#### [Excerpted text]

I know they are illegals, not one spoke english. I asked their boss who was supposed to be the one hanging the board.
He told me he made more money by subbing it to the illegals than doing it himself. He could be doing other jobs making money while they are making him money as well.
I know the the possible side effects from red chalk on the walls, they were hanging blue board for plaster, scratch coat covers it no problem. Can't you hear the violin playing your song.
>>I know they are illegals, not one spoke english.So you're saying that all people who are in the US legally speak english? Or are you saying that people in the US who don't speak english are here illegally?>>He told me he made more money by subbing it to the illegals than doing it himself.Does that mean the group of people you harassed are illegal just because the boss sometimes skirts the law to save money?
Not speaking a word of english is a pretty good indication of being illegal in my mind.
You call that harrassing? What world do you live in? I did it as a joke. I didn't do it because they were mexican.
Guess what, I would have done it to any one hanging board today. White, black, brown or purple. I am good friends with their boss. He laughed his butt off when he seen it.Can't you hear the violin playing your song.
Ooo.OOO.. Can I play too?
You are certain they were Mexican? Not say, Guadaloupean or Dominican? Cuz after all, if it aint english, yer a mexican?
Soon as I read your intial post I saw it coming at ya...LOL
Spheramid Enterprises Architectural Woodworks
There is no cure for stupid. R. White.
Yeah I figured it was coming.
I get worse crap from my wife on a good day.

#### [Dataset extract]

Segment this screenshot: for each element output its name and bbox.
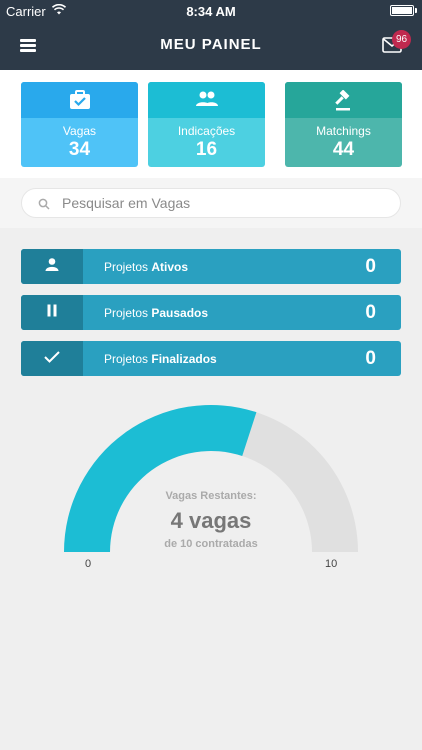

---

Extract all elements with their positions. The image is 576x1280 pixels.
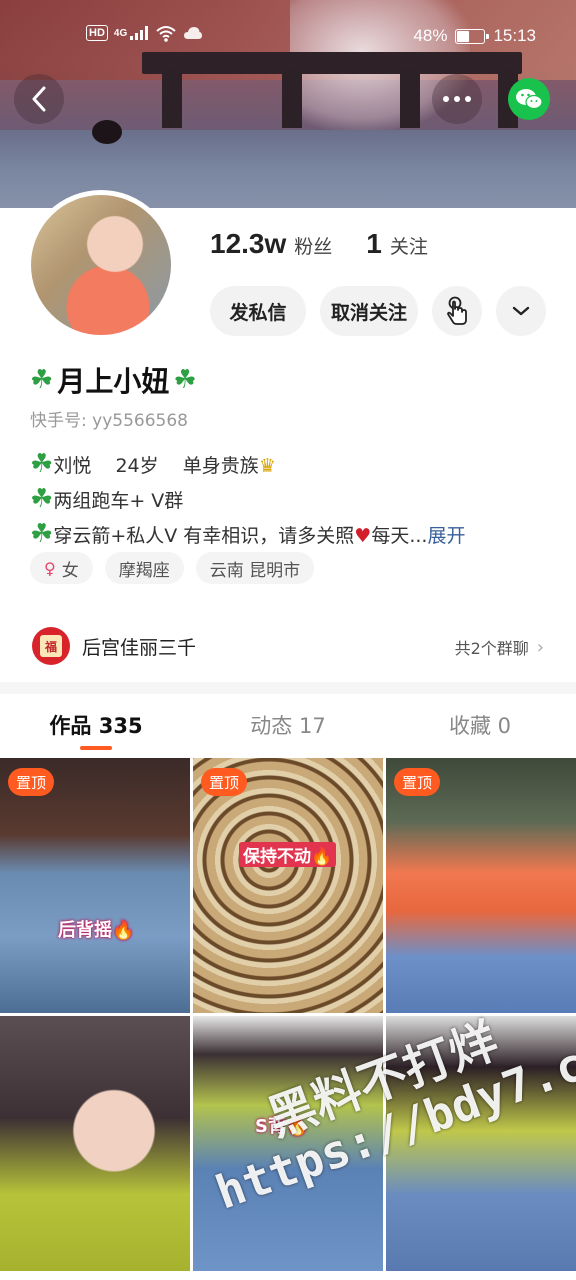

#### [Problems]
A - Answer these questions about the forum thread, one per line:
(i) Why did the boss say he handed the job to others instead of hanging the board himself?
(ii) What kind of board were they hanging for the plaster?
(iii) How did the boss react when he saw it?
B - Give the forum thread again, starting at "I know they are illegals, not one spoke english. I" and ending at "problem. Can't you hear the violin playing your song.". Swap "blue board" for "green board".
C - Write the next part of the forum thread about the board-hanging crew, picking up after its last post.

#### [Answers by task]
A -
(i) He said he made more money by subbing it out than by doing it himself.
(ii) They were hanging blue board.
(iii) He laughed his butt off.

B -
I know they are illegals, not one spoke english. I asked their boss who was supposed to be the one hanging the board.
He told me he made more money by subbing it to the illegals than doing it himself. He could be doing other jobs making money while they are making him money as well.
I know the the possible side effects from red chalk on the walls, they were hanging green board for plaster, scratch coat covers it no problem. Can't you hear the violin playing your song.

C -
Their boss said they were mexicans, I couldn't tell you what country they came from. Can't you hear the violin playing your song.
gotta go with jerald on this one,funs fun but thats not even funny
ruin peoples tools for your laughs Due to recent budget cuts the light at the end of the tunnel will be turned off until further notice.
Tools were far from ruined man.
I took them outside after their boss and I quit laughing locked the triggers and left them to hang running for 10 minutes or so.
All the chalk blew out of the guns and work resumed. Can't you hear the violin playing your song.
Ohh soooooooooooooo Now your saying you held the crew up for ten whole minutes while you had to get the chalk out of their drills. Who's gonna reimburse for the down time? I'm taking it out of your last check. LOL
That's a good joke. I'm gonna have to get some baby powder though. I don't need to here the ranting when I re tell the story. LOL And I'll track down some white guys too.
FWIW Most rookies haze themselves enough. I don't need to throw in the tired old skyhook joke. It's all lame. But the drill joke that's good on anybody anytime. Thanks.
Tipi fest 06. A nice place to get away with the family and enjoy the lush estates of Cliffordland. And hang out with the amazing shirtless camper dude from the great white North.
I think some of these guys want me to be ashamed. Maybe I can borrow some tissues and their Yanni, John Tesh, Crying Game cd's. :)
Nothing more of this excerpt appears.